• What to do
Check every line below for the string "this", and copy the lines that contain it.

• The data
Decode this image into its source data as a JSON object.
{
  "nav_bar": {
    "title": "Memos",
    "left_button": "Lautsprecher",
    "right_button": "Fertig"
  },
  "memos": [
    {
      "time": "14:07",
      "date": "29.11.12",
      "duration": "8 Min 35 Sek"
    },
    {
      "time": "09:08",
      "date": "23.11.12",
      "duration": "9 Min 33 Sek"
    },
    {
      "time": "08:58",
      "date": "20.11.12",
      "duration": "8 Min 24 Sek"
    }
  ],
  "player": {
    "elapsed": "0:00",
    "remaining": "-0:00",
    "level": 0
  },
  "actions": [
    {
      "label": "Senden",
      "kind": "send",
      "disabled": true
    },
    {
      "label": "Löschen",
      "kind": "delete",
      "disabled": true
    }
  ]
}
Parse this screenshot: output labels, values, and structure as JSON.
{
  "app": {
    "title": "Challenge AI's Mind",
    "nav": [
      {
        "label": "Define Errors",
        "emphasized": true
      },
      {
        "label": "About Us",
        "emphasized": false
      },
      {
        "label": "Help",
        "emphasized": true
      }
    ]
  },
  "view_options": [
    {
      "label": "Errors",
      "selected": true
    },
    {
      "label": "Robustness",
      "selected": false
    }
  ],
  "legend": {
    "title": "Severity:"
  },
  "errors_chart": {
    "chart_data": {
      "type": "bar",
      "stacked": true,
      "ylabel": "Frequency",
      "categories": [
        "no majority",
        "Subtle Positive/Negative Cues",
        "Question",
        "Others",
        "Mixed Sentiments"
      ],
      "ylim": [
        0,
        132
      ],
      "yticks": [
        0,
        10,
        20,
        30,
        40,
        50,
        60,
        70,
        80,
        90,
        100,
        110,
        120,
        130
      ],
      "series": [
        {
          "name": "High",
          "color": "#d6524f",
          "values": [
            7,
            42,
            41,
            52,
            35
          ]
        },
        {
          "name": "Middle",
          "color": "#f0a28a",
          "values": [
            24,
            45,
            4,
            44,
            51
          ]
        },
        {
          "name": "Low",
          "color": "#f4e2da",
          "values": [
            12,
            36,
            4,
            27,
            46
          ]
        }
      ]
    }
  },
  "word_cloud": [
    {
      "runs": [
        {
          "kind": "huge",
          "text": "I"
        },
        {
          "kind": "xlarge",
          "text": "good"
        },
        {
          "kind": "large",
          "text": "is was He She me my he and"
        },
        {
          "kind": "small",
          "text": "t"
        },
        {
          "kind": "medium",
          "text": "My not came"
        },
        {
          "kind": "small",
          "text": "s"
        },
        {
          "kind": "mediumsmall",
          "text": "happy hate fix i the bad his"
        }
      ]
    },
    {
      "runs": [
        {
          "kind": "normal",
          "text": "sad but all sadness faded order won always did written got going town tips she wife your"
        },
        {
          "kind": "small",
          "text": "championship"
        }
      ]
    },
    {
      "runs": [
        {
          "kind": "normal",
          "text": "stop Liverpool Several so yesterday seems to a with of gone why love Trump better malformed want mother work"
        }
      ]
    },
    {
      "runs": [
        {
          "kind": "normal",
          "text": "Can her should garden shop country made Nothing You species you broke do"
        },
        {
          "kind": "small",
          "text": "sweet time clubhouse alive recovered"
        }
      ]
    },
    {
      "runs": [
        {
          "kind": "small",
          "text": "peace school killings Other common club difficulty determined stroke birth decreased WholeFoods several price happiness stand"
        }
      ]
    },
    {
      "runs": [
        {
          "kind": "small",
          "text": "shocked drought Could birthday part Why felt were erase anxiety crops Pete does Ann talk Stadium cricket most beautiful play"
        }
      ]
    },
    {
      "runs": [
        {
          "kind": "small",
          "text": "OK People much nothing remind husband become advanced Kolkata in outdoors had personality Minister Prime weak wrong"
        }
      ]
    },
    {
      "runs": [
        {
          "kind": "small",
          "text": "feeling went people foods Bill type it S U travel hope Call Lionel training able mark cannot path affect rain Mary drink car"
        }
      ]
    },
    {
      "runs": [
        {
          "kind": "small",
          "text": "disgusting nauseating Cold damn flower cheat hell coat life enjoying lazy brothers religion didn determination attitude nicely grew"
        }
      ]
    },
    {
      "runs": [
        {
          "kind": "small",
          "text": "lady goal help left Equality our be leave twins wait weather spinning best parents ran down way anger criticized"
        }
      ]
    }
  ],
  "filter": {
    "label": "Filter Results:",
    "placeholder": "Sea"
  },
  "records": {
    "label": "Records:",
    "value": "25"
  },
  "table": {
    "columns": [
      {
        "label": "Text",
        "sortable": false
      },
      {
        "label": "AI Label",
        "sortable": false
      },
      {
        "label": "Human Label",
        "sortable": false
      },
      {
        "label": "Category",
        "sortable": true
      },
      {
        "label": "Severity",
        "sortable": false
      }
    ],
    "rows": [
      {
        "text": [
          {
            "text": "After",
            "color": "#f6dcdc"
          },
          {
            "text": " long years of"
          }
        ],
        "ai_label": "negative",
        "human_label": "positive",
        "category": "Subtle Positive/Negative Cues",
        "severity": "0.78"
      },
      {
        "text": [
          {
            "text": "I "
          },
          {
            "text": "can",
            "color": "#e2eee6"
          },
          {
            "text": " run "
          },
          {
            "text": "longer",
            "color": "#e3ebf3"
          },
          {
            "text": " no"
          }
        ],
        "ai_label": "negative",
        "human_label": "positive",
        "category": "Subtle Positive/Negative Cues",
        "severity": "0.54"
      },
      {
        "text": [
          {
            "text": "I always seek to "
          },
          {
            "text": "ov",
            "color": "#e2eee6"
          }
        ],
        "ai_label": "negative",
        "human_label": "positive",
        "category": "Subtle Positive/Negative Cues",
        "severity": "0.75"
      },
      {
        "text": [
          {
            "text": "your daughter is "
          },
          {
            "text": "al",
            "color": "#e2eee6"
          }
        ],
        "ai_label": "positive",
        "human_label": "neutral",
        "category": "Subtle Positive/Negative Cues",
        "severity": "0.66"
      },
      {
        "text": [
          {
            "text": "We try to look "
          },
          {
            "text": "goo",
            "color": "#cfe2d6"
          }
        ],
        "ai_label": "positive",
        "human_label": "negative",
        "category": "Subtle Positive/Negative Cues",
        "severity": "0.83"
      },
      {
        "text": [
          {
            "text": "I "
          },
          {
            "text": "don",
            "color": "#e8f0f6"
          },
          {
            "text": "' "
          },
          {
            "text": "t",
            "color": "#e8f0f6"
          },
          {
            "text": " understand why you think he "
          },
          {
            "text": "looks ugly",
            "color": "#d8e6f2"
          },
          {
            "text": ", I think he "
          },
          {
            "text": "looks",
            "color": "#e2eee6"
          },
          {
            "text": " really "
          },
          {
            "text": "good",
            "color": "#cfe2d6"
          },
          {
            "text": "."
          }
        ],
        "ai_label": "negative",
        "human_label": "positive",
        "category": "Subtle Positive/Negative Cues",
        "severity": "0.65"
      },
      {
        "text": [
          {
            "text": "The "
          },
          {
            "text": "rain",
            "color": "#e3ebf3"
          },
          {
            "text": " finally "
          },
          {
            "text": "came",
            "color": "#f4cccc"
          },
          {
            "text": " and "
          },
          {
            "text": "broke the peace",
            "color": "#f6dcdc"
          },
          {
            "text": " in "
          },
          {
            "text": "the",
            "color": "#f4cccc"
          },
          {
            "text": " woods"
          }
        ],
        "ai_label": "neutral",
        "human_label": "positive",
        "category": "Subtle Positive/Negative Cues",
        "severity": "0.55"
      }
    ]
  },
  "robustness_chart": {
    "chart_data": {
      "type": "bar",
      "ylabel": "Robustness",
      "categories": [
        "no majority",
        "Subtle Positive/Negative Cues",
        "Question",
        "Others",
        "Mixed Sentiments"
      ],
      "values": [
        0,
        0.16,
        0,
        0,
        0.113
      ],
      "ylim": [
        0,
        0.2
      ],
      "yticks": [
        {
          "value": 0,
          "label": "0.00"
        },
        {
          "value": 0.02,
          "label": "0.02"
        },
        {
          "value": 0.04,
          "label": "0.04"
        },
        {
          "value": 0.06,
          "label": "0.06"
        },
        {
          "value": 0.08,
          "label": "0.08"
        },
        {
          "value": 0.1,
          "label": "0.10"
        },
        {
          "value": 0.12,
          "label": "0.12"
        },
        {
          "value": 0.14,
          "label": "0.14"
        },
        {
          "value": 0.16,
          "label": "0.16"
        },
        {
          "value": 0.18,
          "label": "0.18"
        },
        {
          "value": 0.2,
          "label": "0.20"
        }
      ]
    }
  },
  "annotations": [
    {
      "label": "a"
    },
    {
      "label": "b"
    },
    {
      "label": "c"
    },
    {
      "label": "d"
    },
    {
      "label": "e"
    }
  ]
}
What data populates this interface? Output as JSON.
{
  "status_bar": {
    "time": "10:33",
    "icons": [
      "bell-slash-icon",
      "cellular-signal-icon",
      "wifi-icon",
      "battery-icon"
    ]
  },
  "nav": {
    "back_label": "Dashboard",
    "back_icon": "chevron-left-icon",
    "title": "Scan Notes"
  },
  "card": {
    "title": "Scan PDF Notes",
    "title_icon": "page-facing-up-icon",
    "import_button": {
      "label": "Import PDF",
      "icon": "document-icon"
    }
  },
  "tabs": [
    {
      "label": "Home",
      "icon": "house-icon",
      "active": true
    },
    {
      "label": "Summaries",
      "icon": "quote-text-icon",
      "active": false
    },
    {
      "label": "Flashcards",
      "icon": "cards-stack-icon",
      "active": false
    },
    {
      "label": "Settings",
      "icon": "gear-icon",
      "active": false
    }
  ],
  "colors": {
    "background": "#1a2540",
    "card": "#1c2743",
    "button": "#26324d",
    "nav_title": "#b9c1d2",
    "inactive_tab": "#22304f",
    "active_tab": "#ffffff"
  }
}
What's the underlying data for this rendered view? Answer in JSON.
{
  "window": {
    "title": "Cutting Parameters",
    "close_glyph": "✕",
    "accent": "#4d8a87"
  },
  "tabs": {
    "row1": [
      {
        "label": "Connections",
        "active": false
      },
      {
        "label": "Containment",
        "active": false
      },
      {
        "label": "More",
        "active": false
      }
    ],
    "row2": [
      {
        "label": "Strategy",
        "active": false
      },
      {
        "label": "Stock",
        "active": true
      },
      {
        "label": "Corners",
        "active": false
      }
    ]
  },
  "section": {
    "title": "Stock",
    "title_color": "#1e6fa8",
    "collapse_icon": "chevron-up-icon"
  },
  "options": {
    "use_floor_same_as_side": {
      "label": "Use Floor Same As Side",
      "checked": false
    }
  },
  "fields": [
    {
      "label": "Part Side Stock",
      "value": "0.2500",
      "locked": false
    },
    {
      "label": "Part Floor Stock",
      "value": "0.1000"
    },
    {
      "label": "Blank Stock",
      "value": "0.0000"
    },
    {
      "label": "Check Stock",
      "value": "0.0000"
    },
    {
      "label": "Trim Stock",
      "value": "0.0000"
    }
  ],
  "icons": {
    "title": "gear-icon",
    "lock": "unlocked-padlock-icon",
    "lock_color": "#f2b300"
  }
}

• Exercise response
Decode this image into its source data as a JSON object.
Parse this screenshot: output labels, values, and structure as JSON.
What data populates this interface? Output as JSON.
What's the underlying data for this rendered view? Answer in JSON.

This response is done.